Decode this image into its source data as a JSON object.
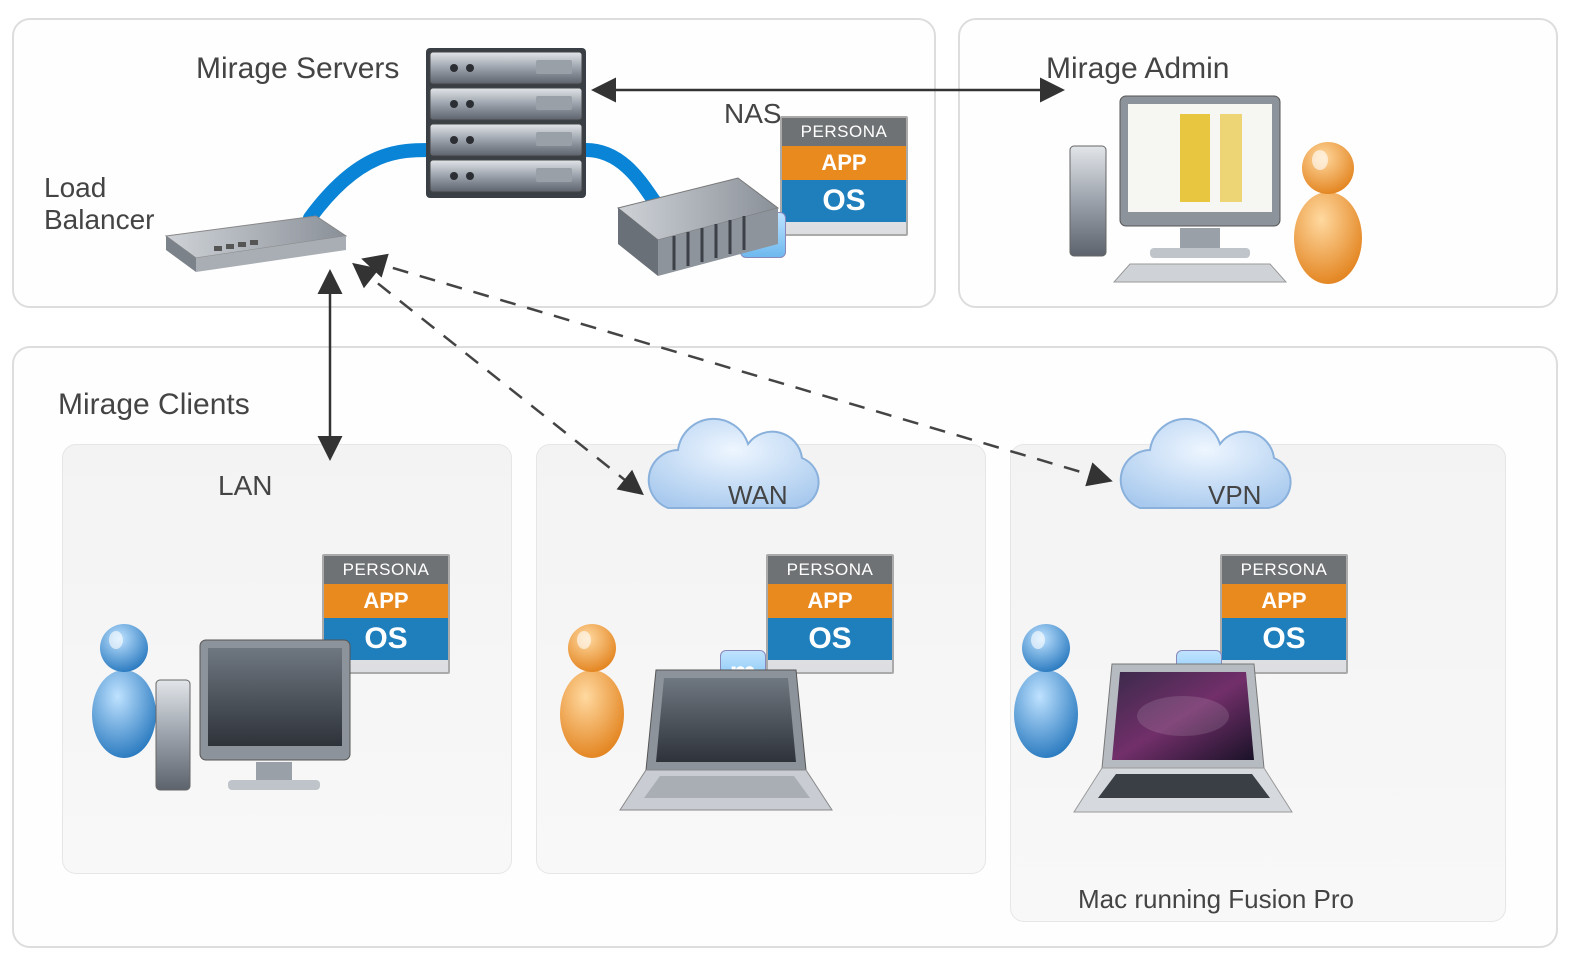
{
  "labels": {
    "servers_title": "Mirage Servers",
    "admin_title": "Mirage Admin",
    "load_balancer_l1": "Load",
    "load_balancer_l2": "Balancer",
    "nas": "NAS",
    "clients_title": "Mirage Clients",
    "lan": "LAN",
    "wan": "WAN",
    "vpn": "VPN",
    "mac_caption": "Mac running Fusion Pro"
  },
  "stack": {
    "persona": "PERSONA",
    "app": "APP",
    "os": "OS"
  },
  "mirage_tag": "m",
  "colors": {
    "persona_bg": "#6f7274",
    "app_bg": "#e98a1f",
    "os_bg": "#1f7fbd",
    "cable_blue": "#0a84d6",
    "cloud_fill": "#bcd7f1",
    "cloud_stroke": "#7aa9d6"
  },
  "clients": [
    {
      "key": "lan",
      "device": "desktop",
      "user_color": "blue"
    },
    {
      "key": "wan",
      "device": "laptop",
      "user_color": "orange"
    },
    {
      "key": "vpn",
      "device": "macbook",
      "user_color": "blue",
      "caption_key": "mac_caption"
    }
  ]
}
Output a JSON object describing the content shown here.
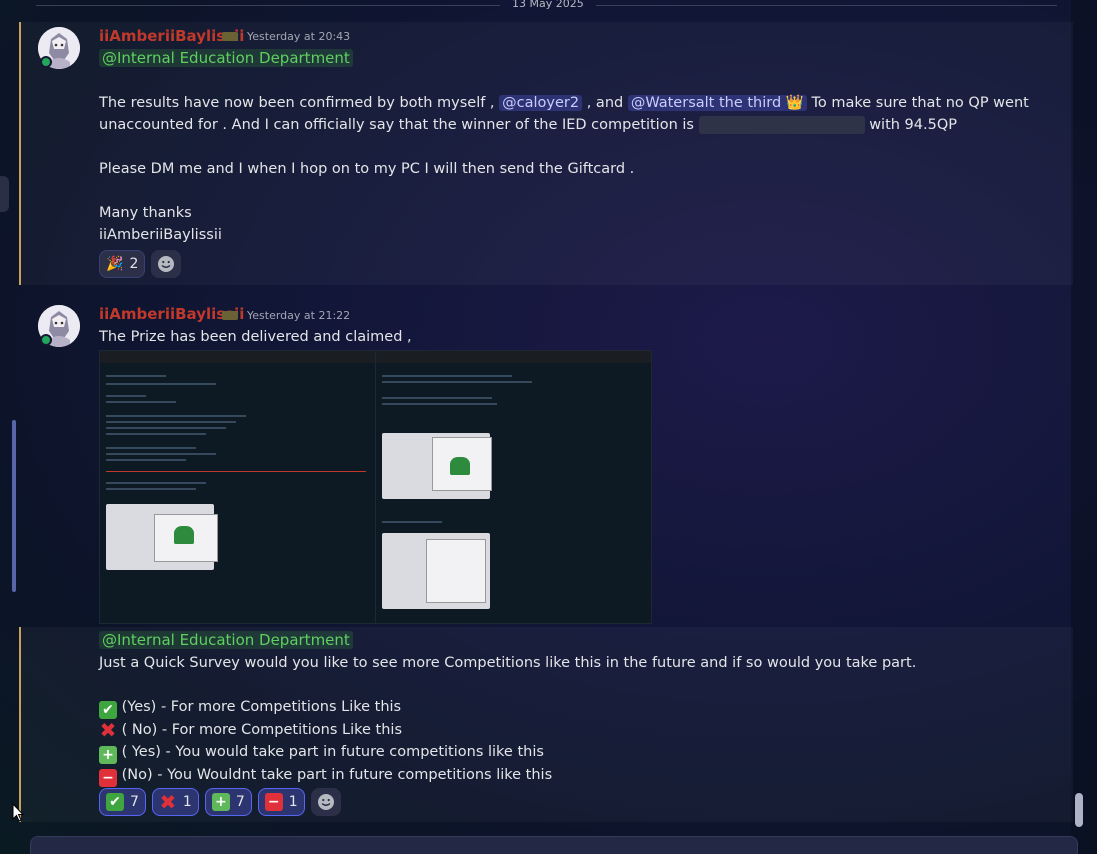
{
  "date_divider": "13 May 2025",
  "messages": [
    {
      "author": "iiAmberiiBaylissii",
      "timestamp": "Yesterday at 20:43",
      "role_mention": "@Internal Education Department",
      "text_1a": "The results have now been confirmed by both myself ,",
      "mention_1": "@caloyer2",
      "text_1b": ", and",
      "mention_2": "@Watersalt the third",
      "mention_2_emoji": "👑",
      "text_1c": "To make sure that no QP went",
      "text_2a": "unaccounted for . And I can officially say that the winner of the IED competition is",
      "text_2b": "with 94.5QP",
      "text_3": "Please DM me and I when I hop on to my PC I will then send the Giftcard .",
      "text_4": "Many thanks",
      "text_5": "iiAmberiiBaylissii",
      "reactions": [
        {
          "emoji": "🎉",
          "count": "2"
        }
      ]
    },
    {
      "author": "iiAmberiiBaylissii",
      "timestamp": "Yesterday at 21:22",
      "text": "The Prize has been delivered and claimed ,"
    },
    {
      "role_mention": "@Internal Education Department",
      "text_1": "Just a Quick Survey would you like to see more Competitions like this in the future and if so would you take part.",
      "options": [
        {
          "emoji": "✔",
          "text": "(Yes) - For more Competitions Like this"
        },
        {
          "emoji": "✖",
          "text": "( No) - For more Competitions Like this"
        },
        {
          "emoji": "+",
          "text": "( Yes) - You would take part in future competitions like this"
        },
        {
          "emoji": "−",
          "text": "(No) - You Wouldnt take part in future competitions like this"
        }
      ],
      "reactions": [
        {
          "emoji": "✔",
          "count": "7"
        },
        {
          "emoji": "✖",
          "count": "1"
        },
        {
          "emoji": "+",
          "count": "7"
        },
        {
          "emoji": "−",
          "count": "1"
        }
      ]
    }
  ],
  "colors": {
    "username": "#c0392b",
    "role_mention": "#5fcf5f",
    "accent": "#5865f2"
  }
}
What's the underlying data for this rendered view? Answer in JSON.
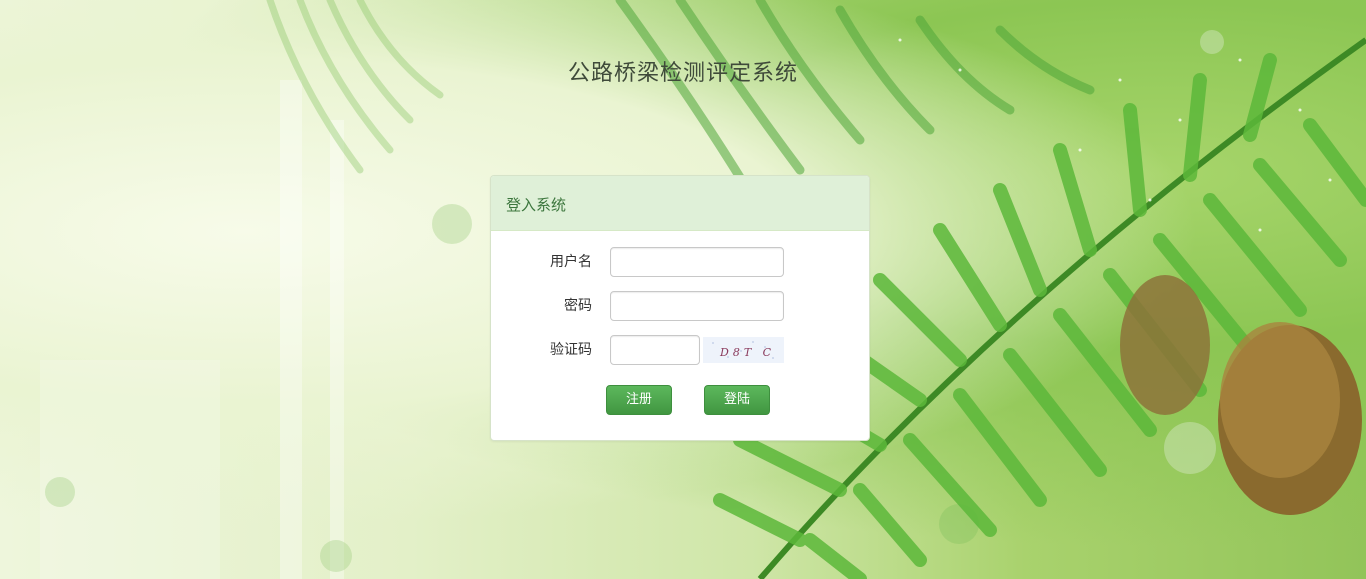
{
  "page": {
    "title": "公路桥梁检测评定系统"
  },
  "login_panel": {
    "heading": "登入系统",
    "fields": {
      "username_label": "用户名",
      "username_value": "",
      "password_label": "密码",
      "password_value": "",
      "captcha_label": "验证码",
      "captcha_value": "",
      "captcha_text": "D8T C"
    },
    "buttons": {
      "register": "注册",
      "login": "登陆"
    }
  },
  "colors": {
    "panel_heading_bg": "#dff0d8",
    "panel_heading_text": "#3c763d",
    "button_green": "#5cb85c"
  }
}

⁂

• The task:
Write out the material above once more, exactly as it reads, with no pictures.

• Completed exercise:
Decode this image into its source data as a JSON object.
{
  "labels": {
    "servers_title": "Mirage Servers",
    "admin_title": "Mirage Admin",
    "load_balancer_l1": "Load",
    "load_balancer_l2": "Balancer",
    "nas": "NAS",
    "clients_title": "Mirage Clients",
    "lan": "LAN",
    "wan": "WAN",
    "vpn": "VPN",
    "mac_caption": "Mac running Fusion Pro"
  },
  "stack": {
    "persona": "PERSONA",
    "app": "APP",
    "os": "OS"
  },
  "mirage_tag": "m",
  "colors": {
    "persona_bg": "#6f7274",
    "app_bg": "#e98a1f",
    "os_bg": "#1f7fbd",
    "cable_blue": "#0a84d6",
    "cloud_fill": "#bcd7f1",
    "cloud_stroke": "#7aa9d6"
  },
  "clients": [
    {
      "key": "lan",
      "device": "desktop",
      "user_color": "blue"
    },
    {
      "key": "wan",
      "device": "laptop",
      "user_color": "orange"
    },
    {
      "key": "vpn",
      "device": "macbook",
      "user_color": "blue",
      "caption_key": "mac_caption"
    }
  ]
}
Output a JSON object describing the content shown here.
{
  "date_divider": "13 May 2025",
  "messages": [
    {
      "author": "iiAmberiiBaylissii",
      "timestamp": "Yesterday at 20:43",
      "role_mention": "@Internal Education Department",
      "text_1a": "The results have now been confirmed by both myself ,",
      "mention_1": "@caloyer2",
      "text_1b": ", and",
      "mention_2": "@Watersalt the third",
      "mention_2_emoji": "👑",
      "text_1c": "To make sure that no QP went",
      "text_2a": "unaccounted for . And I can officially say that the winner of the IED competition is",
      "text_2b": "with 94.5QP",
      "text_3": "Please DM me and I when I hop on to my PC I will then send the Giftcard .",
      "text_4": "Many thanks",
      "text_5": "iiAmberiiBaylissii",
      "reactions": [
        {
          "emoji": "🎉",
          "count": "2"
        }
      ]
    },
    {
      "author": "iiAmberiiBaylissii",
      "timestamp": "Yesterday at 21:22",
      "text": "The Prize has been delivered and claimed ,"
    },
    {
      "role_mention": "@Internal Education Department",
      "text_1": "Just a Quick Survey would you like to see more Competitions like this in the future and if so would you take part.",
      "options": [
        {
          "emoji": "✔",
          "text": "(Yes) - For more Competitions Like this"
        },
        {
          "emoji": "✖",
          "text": "( No) - For more Competitions Like this"
        },
        {
          "emoji": "+",
          "text": "( Yes) - You would take part in future competitions like this"
        },
        {
          "emoji": "−",
          "text": "(No) - You Wouldnt take part in future competitions like this"
        }
      ],
      "reactions": [
        {
          "emoji": "✔",
          "count": "7"
        },
        {
          "emoji": "✖",
          "count": "1"
        },
        {
          "emoji": "+",
          "count": "7"
        },
        {
          "emoji": "−",
          "count": "1"
        }
      ]
    }
  ],
  "colors": {
    "username": "#c0392b",
    "role_mention": "#5fcf5f",
    "accent": "#5865f2"
  }
}
What's the underlying data for this rendered view? Answer in JSON.
{
  "page": {
    "title": "公路桥梁检测评定系统"
  },
  "login_panel": {
    "heading": "登入系统",
    "fields": {
      "username_label": "用户名",
      "username_value": "",
      "password_label": "密码",
      "password_value": "",
      "captcha_label": "验证码",
      "captcha_value": "",
      "captcha_text": "D8T C"
    },
    "buttons": {
      "register": "注册",
      "login": "登陆"
    }
  },
  "colors": {
    "panel_heading_bg": "#dff0d8",
    "panel_heading_text": "#3c763d",
    "button_green": "#5cb85c"
  }
}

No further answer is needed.